## Description of the task
Give the number of lines in the entries that contain "ylabel". State only the count.

(Extracted records)
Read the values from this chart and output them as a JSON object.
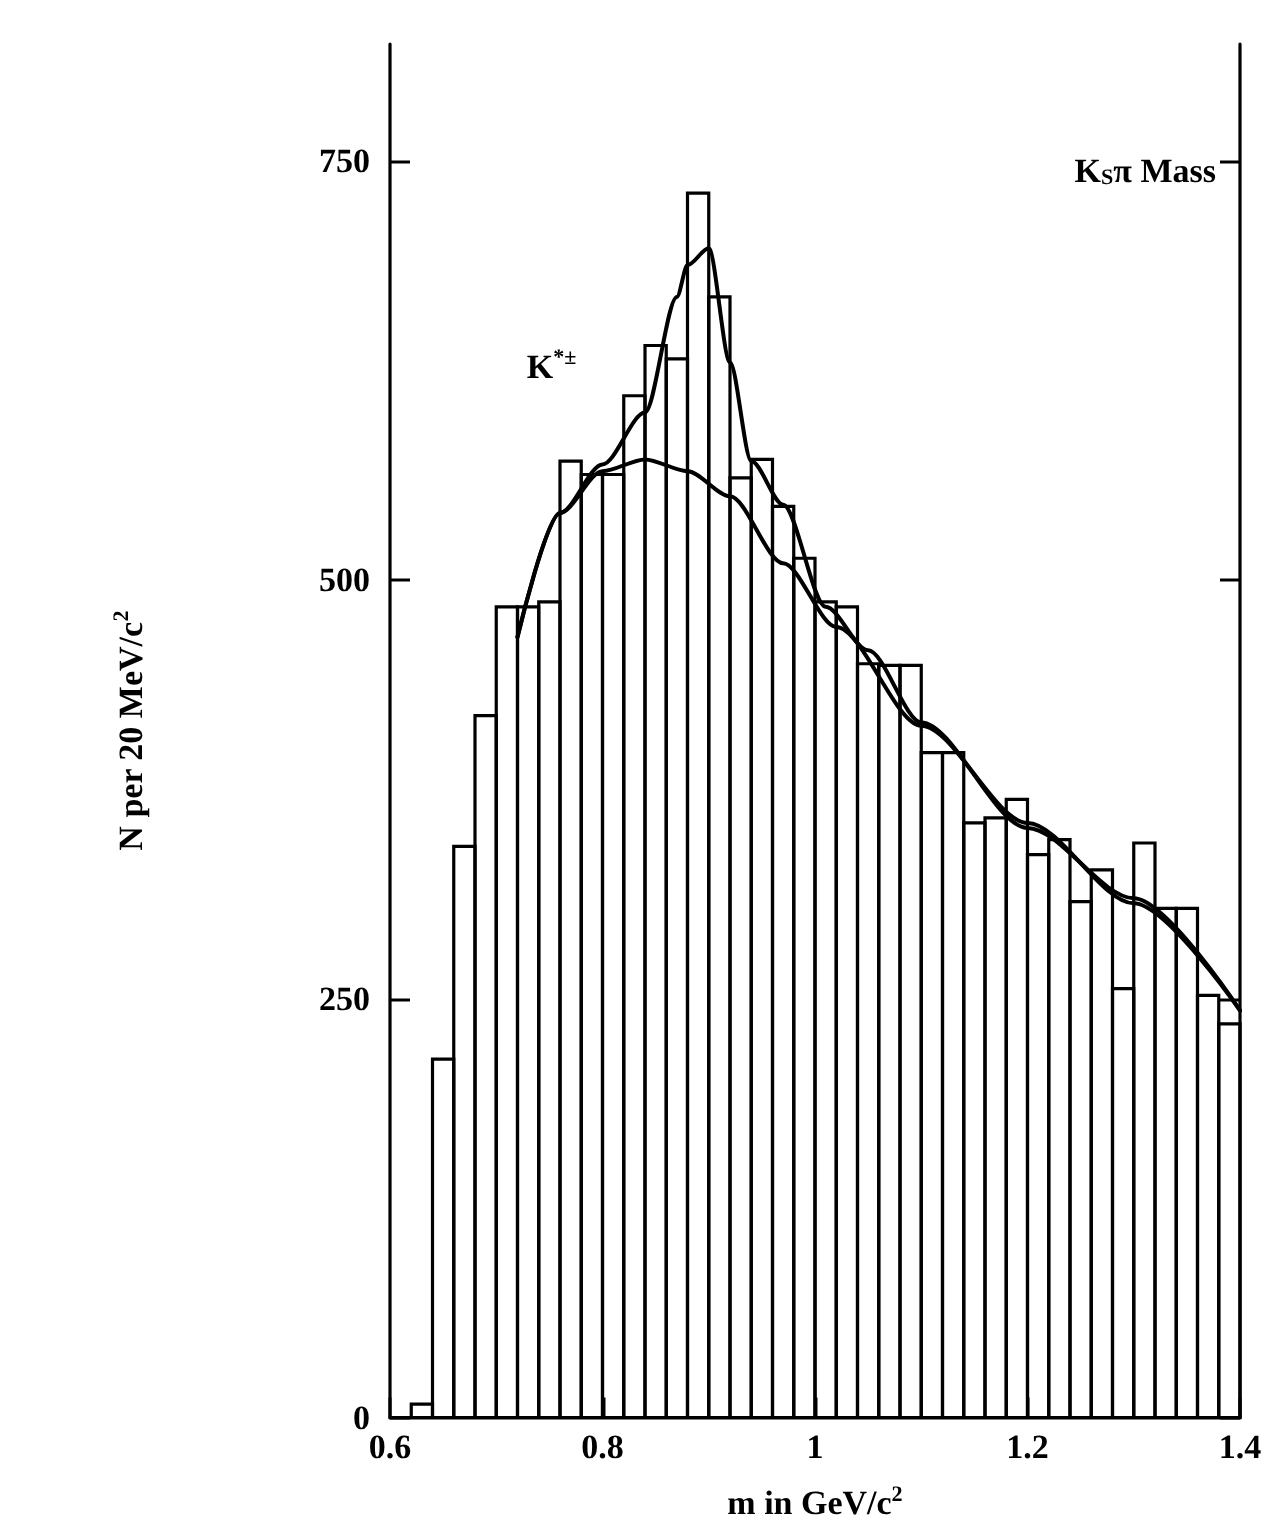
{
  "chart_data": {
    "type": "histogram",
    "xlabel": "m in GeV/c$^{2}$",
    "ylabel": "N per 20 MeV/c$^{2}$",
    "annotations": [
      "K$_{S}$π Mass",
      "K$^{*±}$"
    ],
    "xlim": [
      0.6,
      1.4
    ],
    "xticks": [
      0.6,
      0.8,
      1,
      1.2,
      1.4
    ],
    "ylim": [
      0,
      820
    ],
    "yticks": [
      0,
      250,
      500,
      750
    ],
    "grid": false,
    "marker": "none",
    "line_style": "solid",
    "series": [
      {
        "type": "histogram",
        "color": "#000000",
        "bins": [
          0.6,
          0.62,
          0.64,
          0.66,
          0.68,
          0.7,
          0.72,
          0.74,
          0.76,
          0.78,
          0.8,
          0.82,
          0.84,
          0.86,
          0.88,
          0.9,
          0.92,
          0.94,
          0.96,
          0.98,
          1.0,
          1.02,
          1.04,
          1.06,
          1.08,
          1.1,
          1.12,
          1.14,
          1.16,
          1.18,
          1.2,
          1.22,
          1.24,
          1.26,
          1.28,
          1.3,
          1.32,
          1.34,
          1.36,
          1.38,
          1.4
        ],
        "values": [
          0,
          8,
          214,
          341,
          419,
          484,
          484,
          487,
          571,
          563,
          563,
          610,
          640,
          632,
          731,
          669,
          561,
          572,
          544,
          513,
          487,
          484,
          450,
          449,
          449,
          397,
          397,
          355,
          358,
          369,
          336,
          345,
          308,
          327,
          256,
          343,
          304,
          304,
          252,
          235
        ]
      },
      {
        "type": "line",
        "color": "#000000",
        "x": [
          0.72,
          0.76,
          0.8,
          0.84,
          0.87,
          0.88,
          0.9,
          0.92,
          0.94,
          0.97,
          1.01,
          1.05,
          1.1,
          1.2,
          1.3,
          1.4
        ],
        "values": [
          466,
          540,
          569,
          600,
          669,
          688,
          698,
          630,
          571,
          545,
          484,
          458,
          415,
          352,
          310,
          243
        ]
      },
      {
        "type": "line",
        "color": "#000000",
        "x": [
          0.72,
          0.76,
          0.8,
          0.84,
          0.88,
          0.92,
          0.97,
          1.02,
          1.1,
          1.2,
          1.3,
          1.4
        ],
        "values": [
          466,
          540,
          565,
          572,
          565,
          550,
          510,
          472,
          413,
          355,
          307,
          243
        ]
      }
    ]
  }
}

==

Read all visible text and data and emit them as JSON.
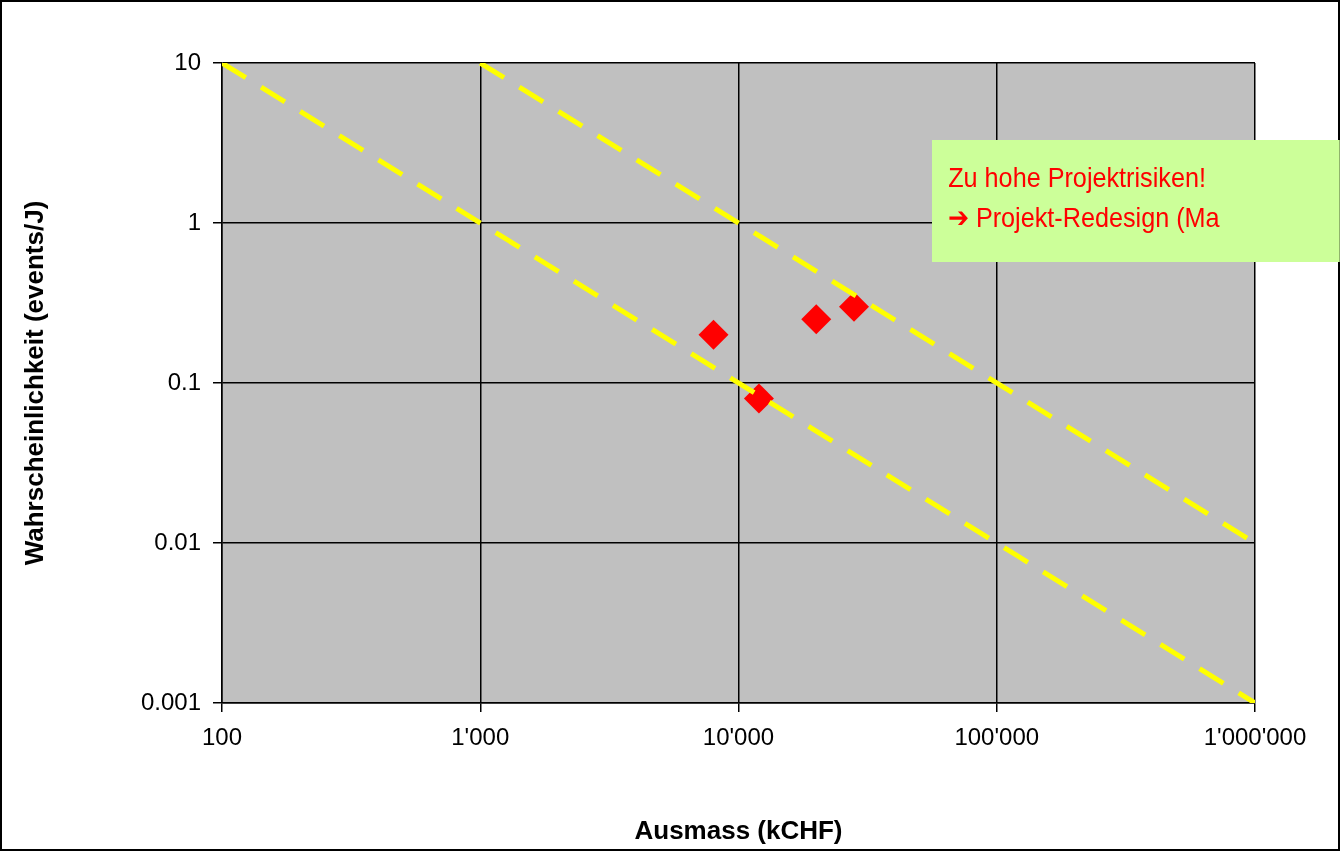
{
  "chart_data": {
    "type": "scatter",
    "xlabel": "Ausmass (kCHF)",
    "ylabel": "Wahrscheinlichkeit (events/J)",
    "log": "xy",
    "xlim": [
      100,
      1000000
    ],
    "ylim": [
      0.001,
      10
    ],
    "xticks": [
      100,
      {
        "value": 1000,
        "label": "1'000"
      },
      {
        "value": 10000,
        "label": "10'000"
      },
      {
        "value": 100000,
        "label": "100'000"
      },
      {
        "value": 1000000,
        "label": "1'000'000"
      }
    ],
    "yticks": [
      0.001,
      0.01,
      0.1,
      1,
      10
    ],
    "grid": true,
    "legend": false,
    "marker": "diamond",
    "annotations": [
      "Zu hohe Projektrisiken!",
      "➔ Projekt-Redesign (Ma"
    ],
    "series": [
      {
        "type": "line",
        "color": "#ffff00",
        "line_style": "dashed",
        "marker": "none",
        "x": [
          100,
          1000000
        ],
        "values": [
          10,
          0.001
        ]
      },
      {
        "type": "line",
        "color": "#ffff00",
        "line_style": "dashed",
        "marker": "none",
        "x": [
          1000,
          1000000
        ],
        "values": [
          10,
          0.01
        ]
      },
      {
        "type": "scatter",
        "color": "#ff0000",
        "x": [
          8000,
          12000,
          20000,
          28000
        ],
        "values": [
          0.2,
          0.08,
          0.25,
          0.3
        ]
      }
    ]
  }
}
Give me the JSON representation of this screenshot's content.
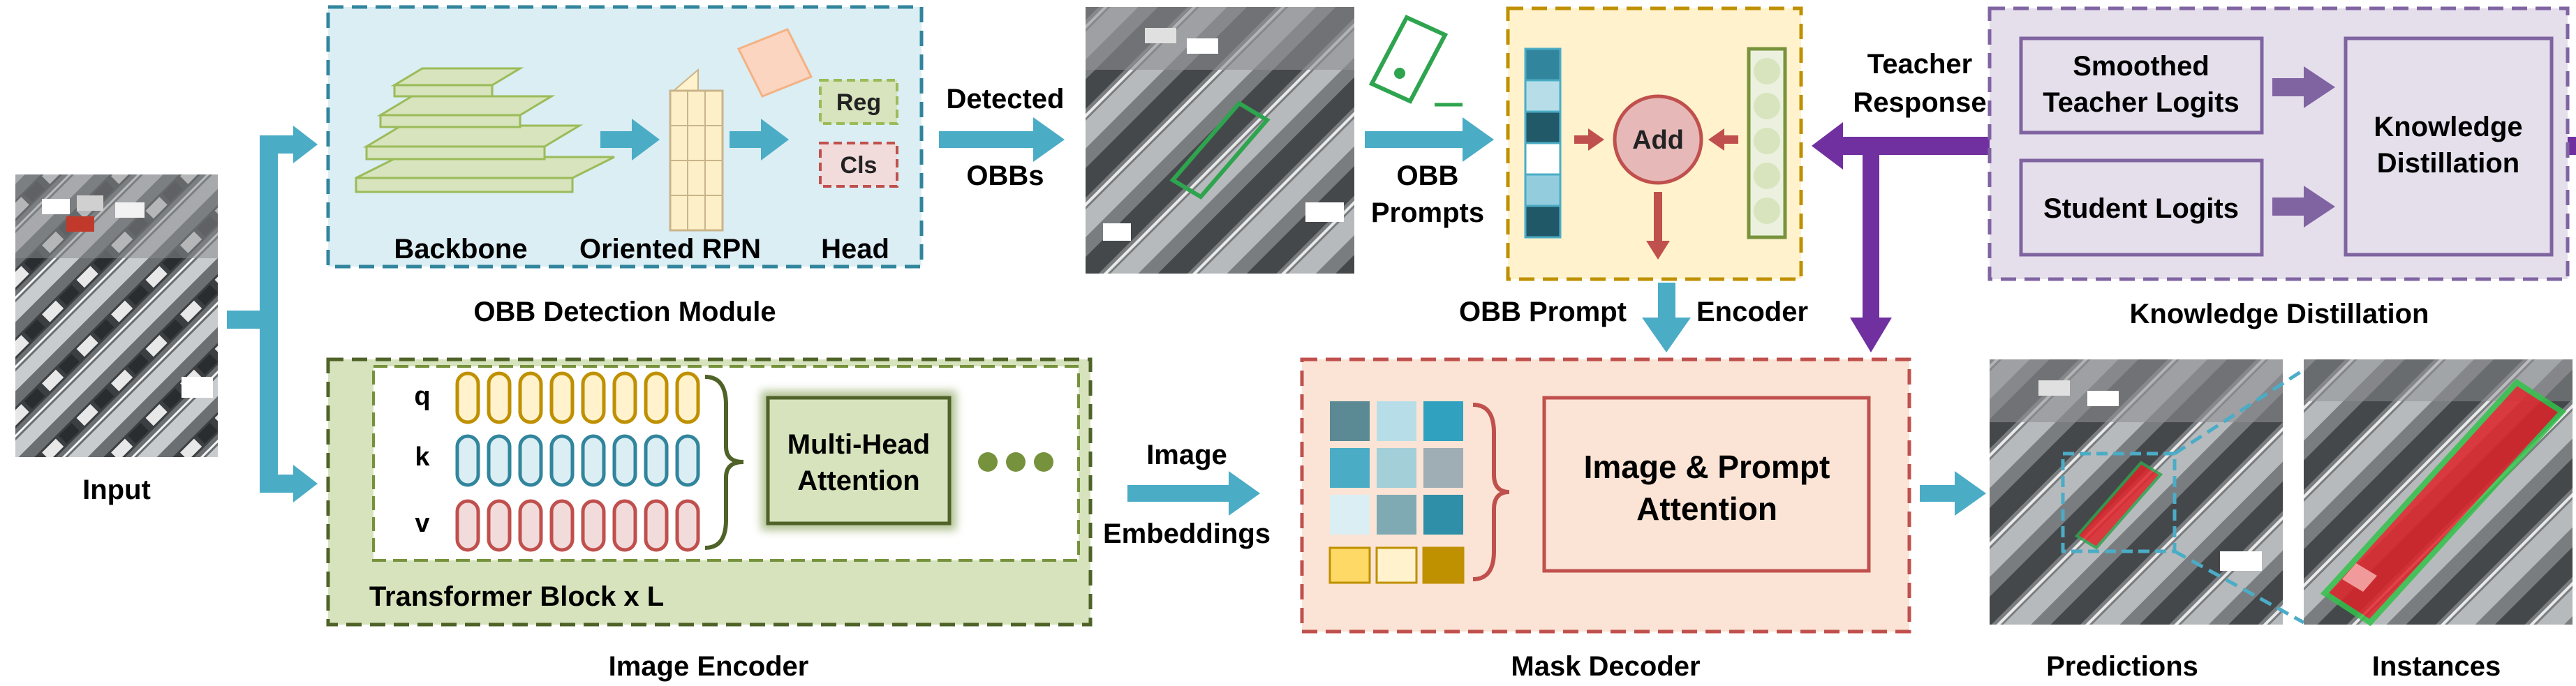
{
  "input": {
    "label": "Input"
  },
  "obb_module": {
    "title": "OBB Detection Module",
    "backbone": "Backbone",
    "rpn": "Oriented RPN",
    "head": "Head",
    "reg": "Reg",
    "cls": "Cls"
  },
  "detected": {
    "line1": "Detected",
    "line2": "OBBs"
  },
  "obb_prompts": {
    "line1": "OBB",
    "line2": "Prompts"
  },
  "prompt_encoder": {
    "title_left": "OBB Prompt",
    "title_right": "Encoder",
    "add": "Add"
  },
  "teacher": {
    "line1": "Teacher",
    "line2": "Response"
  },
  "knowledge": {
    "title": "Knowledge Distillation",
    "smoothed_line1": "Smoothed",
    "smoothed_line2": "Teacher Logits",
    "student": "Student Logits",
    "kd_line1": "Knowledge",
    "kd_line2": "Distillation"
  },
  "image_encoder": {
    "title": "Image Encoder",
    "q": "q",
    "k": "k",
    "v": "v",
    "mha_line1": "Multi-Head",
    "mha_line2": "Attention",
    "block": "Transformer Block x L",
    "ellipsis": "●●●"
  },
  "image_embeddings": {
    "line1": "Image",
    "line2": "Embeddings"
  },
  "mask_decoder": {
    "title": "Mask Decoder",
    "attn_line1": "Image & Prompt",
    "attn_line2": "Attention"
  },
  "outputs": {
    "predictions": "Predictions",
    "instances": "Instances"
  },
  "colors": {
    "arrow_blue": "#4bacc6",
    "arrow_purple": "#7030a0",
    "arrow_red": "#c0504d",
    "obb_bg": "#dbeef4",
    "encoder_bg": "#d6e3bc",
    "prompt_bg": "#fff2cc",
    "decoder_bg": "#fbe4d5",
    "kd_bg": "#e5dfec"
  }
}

--

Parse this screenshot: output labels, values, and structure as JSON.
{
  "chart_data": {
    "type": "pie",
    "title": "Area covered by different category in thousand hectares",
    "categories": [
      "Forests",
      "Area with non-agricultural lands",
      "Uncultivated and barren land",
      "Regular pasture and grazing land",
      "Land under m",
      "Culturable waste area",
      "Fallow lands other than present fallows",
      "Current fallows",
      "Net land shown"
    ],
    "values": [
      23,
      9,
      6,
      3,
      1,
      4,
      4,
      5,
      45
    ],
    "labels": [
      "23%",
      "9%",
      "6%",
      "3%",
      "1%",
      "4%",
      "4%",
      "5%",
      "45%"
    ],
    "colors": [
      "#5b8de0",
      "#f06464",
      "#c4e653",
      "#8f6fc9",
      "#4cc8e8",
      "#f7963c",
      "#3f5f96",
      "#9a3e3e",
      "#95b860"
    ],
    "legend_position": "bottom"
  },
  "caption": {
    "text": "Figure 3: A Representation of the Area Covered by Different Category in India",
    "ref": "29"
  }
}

## Solution to this problem
2